Challenge: Convert the lines from the line with "List all visible" up to and including the line with "- bullet-mark: •: [28, 158, 34, 177]" into a Markdown table with the columns No. and Text, leaving out any blank lines.

Dataset records:

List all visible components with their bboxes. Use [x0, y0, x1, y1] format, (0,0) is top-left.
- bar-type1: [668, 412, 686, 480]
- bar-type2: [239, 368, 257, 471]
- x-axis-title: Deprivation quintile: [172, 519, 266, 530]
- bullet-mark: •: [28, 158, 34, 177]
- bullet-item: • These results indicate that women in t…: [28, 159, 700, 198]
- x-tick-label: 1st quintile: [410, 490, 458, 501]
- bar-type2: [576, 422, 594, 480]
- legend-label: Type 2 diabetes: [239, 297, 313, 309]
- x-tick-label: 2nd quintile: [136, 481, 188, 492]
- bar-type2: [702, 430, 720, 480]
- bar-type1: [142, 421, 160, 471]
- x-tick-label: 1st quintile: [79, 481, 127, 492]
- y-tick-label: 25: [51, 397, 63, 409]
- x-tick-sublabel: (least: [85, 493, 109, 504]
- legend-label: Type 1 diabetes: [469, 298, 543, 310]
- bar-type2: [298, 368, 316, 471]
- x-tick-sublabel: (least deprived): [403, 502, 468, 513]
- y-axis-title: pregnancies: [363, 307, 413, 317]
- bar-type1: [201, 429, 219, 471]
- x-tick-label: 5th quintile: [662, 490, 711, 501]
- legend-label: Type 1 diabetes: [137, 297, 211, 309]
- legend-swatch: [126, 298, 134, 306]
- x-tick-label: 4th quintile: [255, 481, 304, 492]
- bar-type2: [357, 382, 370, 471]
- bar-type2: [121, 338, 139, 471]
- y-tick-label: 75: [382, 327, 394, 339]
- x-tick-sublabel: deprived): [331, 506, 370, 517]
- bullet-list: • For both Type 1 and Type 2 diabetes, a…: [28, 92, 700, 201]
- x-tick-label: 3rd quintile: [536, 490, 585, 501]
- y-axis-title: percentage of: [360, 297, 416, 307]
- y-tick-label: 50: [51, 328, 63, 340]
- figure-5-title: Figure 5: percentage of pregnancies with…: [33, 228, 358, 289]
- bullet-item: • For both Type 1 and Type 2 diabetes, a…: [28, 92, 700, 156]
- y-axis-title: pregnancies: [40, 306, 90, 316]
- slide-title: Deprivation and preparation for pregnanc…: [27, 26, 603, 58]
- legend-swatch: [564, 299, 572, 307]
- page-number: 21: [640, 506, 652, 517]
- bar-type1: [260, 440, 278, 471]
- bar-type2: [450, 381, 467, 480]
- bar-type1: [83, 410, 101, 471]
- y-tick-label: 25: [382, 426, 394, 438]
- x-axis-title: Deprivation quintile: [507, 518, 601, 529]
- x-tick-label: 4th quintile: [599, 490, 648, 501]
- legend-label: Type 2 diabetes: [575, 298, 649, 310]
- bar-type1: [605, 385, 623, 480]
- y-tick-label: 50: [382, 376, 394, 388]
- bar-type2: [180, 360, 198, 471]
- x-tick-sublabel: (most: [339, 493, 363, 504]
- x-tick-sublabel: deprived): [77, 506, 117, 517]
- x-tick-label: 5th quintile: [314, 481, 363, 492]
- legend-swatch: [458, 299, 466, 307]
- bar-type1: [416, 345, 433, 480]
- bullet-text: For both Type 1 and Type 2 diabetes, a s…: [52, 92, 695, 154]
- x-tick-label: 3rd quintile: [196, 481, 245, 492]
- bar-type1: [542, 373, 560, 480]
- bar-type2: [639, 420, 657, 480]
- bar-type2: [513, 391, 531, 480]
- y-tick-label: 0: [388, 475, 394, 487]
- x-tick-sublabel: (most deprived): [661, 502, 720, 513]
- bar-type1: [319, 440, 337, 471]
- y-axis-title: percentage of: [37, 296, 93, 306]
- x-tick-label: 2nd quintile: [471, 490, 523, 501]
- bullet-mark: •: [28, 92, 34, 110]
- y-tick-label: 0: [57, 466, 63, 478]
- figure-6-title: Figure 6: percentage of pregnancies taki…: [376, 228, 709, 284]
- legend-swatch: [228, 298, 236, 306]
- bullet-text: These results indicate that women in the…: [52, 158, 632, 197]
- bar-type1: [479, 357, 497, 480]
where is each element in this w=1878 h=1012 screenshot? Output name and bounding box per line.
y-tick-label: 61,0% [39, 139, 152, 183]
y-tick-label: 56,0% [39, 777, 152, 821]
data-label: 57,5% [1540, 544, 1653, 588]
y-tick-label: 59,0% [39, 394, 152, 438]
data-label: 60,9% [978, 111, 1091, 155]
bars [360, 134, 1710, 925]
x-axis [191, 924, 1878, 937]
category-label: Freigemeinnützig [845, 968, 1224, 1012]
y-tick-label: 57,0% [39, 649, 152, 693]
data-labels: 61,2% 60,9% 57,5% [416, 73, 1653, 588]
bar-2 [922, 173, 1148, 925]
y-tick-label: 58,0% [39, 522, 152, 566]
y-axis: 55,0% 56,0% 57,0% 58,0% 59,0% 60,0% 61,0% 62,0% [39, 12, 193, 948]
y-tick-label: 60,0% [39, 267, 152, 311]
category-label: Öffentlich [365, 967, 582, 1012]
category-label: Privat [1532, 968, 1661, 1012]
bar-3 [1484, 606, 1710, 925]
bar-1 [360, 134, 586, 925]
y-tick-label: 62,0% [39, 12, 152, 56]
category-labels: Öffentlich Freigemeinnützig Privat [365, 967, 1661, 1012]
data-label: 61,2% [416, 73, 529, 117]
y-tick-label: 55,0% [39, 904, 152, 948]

--

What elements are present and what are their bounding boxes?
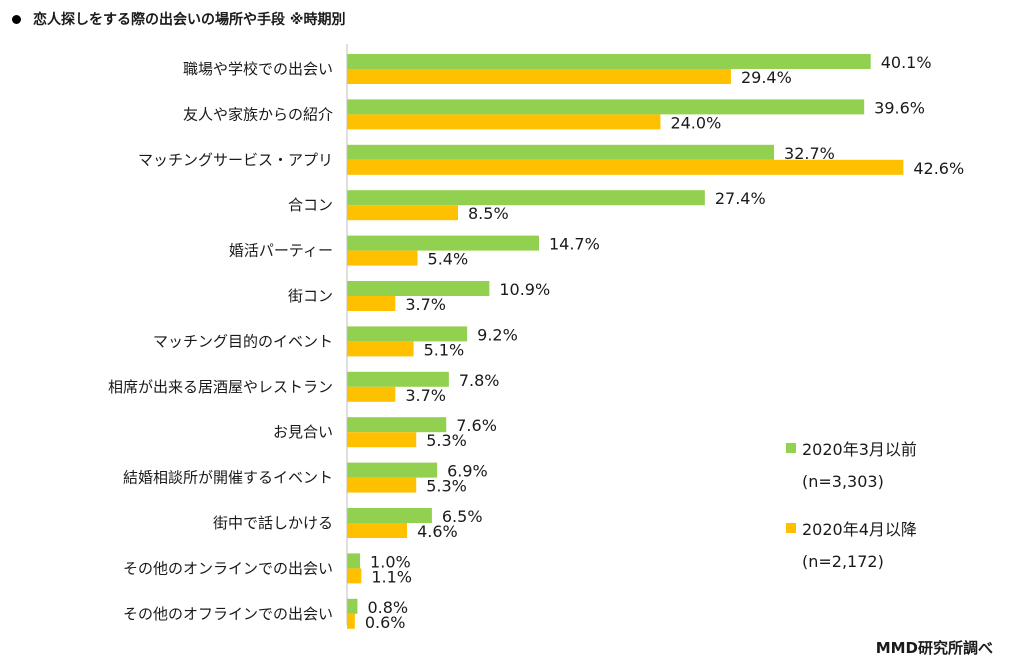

Full answer:
| No. | Text |
|---|---|
| 1 | List all visible components with their bboxes. Use [x0, y0, x1, y1] format, (0,0) is top-left. |
| 2 | - bar-type1: [668, 412, 686, 480] |
| 3 | - bar-type2: [239, 368, 257, 471] |
| 4 | - x-axis-title: Deprivation quintile: [172, 519, 266, 530] |
| 5 | - bullet-mark: •: [28, 158, 34, 177] |